- Task brief:
Which lines have the string "India"? Copy all of them from the entries below.

** BEGIN Material for this task **

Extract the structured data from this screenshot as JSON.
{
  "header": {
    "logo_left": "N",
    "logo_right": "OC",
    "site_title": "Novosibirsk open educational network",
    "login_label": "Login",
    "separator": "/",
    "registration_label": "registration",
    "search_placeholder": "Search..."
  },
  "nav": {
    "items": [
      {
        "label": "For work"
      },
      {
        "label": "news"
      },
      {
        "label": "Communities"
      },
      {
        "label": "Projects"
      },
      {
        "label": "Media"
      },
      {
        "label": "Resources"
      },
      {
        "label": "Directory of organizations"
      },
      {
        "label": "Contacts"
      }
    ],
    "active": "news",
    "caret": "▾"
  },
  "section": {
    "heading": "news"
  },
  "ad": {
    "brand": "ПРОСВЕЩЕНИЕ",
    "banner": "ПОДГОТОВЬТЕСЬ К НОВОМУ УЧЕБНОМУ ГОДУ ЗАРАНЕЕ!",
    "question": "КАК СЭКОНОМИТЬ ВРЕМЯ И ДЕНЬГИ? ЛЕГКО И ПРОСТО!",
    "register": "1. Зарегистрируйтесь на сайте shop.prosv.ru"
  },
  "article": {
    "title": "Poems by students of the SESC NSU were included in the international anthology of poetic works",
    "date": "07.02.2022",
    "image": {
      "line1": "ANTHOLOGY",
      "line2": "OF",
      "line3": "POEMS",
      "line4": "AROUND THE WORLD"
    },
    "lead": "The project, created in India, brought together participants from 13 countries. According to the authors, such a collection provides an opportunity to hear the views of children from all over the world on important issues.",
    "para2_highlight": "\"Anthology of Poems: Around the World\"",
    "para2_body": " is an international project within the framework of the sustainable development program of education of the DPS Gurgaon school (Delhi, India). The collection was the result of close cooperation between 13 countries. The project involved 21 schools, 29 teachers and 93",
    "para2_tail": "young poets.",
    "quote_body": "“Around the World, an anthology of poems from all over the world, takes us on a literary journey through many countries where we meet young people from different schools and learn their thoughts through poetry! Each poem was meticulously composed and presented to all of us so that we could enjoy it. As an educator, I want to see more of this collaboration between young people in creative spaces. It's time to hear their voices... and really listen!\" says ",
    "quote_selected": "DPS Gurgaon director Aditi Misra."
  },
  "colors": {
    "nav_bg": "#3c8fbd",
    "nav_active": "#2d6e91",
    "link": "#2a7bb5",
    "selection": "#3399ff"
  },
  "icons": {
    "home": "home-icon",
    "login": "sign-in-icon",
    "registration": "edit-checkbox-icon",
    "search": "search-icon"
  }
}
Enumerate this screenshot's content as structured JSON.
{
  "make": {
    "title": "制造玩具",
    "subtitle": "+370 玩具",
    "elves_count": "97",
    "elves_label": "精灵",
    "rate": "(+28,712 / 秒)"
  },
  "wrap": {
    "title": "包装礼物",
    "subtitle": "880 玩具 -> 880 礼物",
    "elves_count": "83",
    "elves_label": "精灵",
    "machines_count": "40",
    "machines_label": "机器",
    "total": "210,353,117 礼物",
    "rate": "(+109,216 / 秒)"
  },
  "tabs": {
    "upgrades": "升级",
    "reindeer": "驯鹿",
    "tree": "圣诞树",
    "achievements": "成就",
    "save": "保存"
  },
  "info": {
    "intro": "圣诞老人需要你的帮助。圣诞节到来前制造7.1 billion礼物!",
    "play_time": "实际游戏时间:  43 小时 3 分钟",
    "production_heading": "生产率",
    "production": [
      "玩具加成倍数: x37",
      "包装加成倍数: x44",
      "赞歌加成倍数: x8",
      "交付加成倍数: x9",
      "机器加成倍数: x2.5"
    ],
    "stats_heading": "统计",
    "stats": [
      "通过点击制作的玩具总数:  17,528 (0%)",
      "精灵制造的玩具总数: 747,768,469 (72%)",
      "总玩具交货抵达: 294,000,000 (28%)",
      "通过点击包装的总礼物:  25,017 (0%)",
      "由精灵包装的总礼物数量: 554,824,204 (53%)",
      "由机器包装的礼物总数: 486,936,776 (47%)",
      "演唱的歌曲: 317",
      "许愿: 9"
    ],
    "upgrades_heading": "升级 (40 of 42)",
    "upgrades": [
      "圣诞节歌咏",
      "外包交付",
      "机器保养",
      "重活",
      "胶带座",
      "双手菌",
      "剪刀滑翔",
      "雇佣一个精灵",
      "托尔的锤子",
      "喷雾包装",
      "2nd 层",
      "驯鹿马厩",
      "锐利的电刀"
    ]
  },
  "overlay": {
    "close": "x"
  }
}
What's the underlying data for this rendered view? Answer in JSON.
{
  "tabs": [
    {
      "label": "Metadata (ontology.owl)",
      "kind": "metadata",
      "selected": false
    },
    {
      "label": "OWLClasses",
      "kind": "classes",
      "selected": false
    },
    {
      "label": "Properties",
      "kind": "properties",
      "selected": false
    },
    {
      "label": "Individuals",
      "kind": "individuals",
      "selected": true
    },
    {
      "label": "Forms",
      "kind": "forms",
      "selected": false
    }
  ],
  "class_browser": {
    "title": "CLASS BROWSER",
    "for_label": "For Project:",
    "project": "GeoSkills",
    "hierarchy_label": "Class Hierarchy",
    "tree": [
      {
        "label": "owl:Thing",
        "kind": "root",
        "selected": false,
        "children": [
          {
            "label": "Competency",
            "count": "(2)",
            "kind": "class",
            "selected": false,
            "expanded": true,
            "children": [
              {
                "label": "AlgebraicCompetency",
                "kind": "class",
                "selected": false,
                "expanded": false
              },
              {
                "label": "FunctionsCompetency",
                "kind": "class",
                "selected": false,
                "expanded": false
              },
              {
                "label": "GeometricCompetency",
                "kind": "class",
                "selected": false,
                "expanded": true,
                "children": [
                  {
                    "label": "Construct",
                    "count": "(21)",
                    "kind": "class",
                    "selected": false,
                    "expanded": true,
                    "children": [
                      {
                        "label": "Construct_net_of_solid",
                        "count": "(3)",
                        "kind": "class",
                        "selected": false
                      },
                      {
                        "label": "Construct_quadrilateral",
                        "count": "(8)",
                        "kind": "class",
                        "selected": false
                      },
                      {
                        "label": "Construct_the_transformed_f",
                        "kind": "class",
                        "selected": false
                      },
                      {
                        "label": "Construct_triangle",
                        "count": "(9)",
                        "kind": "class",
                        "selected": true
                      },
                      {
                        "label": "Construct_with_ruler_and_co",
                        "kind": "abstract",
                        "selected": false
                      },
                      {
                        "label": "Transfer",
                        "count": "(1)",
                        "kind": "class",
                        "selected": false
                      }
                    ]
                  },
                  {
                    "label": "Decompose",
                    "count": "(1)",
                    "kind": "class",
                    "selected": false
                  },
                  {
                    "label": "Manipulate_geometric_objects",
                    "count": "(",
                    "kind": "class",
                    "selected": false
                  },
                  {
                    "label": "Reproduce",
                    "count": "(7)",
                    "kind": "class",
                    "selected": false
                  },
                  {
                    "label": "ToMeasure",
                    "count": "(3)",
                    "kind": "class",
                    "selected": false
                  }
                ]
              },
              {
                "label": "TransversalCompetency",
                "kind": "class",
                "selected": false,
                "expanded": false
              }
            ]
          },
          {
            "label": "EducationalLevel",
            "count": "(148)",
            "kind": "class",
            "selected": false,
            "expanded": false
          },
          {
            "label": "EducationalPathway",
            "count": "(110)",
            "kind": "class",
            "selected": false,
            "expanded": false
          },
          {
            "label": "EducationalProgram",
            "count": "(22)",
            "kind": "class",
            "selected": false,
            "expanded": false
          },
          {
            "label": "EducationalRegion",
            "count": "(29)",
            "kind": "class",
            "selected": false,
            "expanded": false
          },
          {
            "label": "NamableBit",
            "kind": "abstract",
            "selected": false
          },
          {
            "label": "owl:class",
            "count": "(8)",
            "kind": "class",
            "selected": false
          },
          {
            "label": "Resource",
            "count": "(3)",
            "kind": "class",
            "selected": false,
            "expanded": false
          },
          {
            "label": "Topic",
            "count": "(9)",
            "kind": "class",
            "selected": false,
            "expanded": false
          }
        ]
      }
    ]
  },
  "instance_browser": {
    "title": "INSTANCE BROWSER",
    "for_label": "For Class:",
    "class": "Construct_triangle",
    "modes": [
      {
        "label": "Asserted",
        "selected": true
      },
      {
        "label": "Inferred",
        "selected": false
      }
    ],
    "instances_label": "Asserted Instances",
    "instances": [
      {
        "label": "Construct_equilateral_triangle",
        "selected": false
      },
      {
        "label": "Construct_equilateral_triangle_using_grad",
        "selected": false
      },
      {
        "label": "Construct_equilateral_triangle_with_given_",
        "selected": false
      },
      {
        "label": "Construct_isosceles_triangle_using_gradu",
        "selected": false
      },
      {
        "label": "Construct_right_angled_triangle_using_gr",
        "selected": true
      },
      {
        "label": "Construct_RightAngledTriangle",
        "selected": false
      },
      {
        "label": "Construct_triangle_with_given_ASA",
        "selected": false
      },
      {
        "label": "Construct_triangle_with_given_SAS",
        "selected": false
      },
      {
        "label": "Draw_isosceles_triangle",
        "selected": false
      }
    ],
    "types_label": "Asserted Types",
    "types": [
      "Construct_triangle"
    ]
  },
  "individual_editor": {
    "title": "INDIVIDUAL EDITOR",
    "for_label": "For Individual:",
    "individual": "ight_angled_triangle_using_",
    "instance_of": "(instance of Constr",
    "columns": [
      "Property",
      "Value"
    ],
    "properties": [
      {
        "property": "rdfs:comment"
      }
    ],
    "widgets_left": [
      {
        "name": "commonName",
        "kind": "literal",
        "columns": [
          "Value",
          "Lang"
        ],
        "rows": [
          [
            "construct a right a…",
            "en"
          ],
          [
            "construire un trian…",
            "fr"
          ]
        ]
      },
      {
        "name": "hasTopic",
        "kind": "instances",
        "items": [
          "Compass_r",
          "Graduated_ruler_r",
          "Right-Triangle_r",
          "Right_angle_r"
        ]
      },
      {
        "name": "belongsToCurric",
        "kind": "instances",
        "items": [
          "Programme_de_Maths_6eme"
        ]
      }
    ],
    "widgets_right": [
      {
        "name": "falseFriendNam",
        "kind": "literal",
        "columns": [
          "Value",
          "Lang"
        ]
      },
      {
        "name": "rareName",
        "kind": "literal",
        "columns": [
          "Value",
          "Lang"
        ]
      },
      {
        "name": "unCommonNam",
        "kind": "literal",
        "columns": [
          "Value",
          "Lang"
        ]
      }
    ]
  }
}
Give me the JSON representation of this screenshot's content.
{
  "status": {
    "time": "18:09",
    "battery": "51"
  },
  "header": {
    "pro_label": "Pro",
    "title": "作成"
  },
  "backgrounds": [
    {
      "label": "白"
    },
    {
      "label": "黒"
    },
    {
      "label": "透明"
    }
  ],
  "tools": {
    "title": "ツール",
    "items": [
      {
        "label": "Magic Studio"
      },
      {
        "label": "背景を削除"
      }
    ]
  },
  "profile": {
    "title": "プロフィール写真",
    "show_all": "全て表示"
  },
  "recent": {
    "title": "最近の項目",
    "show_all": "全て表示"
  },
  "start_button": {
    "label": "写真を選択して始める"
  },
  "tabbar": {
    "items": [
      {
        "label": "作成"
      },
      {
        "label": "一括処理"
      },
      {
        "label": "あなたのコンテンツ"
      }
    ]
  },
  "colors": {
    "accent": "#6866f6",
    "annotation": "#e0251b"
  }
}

** END Material for this task **

- Complete output:
    "lead": "The project, created in India, brought together participants from 13 countries. According to the authors, such a collection provides an opportunity to hear the views of children from all over the world on important issues.",
    "para2_body": " is an international project within the framework of the sustainable development program of education of the DPS Gurgaon school (Delhi, India). The collection was the result of close cooperation between 13 countries. The project involved 21 schools, 29 teachers and 93",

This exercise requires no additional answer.